▸ Stated problem: Copy out each line containing "Schools" from the entries below.

(Dataset rows)
------------------------------
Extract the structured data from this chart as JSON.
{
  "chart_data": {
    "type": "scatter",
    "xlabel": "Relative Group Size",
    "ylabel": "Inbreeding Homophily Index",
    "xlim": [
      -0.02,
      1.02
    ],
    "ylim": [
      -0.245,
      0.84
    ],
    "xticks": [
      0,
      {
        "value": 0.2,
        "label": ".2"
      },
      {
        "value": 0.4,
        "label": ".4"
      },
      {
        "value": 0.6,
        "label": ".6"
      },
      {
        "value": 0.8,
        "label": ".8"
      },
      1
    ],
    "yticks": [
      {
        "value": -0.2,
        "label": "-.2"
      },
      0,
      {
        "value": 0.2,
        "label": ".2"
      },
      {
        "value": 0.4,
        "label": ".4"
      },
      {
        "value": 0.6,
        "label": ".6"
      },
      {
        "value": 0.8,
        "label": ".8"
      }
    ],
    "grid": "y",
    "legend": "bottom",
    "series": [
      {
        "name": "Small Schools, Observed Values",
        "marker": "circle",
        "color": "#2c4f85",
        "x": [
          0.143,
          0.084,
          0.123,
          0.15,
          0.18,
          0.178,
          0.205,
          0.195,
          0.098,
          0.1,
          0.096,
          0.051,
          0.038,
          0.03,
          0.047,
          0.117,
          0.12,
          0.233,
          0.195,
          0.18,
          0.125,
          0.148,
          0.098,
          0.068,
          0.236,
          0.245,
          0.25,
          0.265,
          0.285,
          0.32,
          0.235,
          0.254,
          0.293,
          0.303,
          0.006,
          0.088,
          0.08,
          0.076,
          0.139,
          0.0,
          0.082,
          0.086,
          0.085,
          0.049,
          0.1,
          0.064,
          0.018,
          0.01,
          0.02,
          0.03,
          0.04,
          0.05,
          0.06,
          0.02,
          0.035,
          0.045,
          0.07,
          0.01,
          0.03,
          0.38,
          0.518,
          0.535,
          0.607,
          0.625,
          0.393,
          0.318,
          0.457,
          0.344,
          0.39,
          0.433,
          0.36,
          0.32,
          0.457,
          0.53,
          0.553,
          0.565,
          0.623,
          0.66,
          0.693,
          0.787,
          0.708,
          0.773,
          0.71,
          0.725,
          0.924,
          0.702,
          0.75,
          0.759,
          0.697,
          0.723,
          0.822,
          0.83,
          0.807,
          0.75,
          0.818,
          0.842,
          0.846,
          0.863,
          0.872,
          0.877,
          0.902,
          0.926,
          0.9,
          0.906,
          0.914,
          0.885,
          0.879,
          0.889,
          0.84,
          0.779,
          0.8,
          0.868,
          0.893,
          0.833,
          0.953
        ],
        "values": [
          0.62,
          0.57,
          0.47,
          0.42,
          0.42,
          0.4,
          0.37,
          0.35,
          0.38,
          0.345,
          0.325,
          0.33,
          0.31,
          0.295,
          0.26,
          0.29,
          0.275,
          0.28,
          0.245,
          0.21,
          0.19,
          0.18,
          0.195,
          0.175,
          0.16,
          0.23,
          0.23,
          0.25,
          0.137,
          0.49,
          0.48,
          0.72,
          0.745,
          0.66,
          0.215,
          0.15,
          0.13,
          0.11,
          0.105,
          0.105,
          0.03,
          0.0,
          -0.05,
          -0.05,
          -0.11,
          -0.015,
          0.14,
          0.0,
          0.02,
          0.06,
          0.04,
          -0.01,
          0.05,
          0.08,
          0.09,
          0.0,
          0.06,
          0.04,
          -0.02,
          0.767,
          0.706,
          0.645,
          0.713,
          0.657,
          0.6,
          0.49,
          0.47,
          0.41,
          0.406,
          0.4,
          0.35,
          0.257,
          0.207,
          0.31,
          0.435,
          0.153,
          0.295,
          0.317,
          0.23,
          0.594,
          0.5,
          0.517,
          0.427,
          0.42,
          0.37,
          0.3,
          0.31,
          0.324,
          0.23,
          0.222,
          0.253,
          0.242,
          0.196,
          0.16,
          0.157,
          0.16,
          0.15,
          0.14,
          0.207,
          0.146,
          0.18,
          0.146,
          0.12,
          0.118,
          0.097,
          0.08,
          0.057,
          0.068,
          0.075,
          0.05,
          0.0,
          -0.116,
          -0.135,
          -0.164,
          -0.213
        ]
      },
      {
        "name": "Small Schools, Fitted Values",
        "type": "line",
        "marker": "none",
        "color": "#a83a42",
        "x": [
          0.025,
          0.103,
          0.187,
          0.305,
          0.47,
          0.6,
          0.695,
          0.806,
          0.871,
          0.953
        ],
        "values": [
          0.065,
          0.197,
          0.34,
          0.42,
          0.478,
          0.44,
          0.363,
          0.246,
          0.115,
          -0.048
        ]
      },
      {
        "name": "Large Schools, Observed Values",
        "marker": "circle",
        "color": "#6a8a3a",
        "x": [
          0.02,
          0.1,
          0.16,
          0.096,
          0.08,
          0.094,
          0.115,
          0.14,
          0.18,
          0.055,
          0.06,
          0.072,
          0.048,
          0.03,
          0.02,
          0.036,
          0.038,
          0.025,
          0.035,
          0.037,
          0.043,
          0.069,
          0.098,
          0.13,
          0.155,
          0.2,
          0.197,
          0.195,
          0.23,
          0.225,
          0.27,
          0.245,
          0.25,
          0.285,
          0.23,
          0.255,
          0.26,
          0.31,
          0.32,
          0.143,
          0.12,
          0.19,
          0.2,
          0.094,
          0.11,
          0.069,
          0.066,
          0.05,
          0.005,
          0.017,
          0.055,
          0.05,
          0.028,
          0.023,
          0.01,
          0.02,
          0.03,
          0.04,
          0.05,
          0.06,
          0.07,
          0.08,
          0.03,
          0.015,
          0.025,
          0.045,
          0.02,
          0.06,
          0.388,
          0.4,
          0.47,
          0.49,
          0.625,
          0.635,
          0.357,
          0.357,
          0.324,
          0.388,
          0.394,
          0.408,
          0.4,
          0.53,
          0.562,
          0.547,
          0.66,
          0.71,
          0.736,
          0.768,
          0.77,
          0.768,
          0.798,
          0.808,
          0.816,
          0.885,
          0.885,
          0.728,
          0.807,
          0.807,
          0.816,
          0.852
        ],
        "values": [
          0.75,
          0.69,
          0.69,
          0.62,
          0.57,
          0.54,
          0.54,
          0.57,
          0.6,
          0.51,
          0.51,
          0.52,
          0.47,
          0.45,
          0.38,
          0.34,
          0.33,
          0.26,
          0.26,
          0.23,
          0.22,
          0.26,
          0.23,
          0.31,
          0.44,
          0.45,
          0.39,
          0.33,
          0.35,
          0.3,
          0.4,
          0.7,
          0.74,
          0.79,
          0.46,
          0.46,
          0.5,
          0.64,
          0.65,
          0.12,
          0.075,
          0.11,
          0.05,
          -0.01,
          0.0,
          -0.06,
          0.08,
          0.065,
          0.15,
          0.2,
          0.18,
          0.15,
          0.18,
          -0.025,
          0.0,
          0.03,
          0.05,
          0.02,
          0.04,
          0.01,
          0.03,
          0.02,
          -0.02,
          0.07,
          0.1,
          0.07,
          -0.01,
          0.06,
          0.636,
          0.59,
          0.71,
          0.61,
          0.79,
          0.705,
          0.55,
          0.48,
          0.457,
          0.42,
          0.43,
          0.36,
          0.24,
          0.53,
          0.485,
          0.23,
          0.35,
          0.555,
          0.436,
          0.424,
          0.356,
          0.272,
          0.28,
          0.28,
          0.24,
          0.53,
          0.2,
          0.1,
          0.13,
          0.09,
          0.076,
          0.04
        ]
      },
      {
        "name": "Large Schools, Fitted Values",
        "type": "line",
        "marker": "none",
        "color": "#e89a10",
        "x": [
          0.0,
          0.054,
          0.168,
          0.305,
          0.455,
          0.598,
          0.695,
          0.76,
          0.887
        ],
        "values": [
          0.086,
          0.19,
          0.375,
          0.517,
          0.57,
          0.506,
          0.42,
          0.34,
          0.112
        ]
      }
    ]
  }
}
------------------------------
▸ Reply to the task:
        "name": "Small Schools, Observed Values",
        "name": "Small Schools, Fitted Values",
        "name": "Large Schools, Observed Values",
        "name": "Large Schools, Fitted Values",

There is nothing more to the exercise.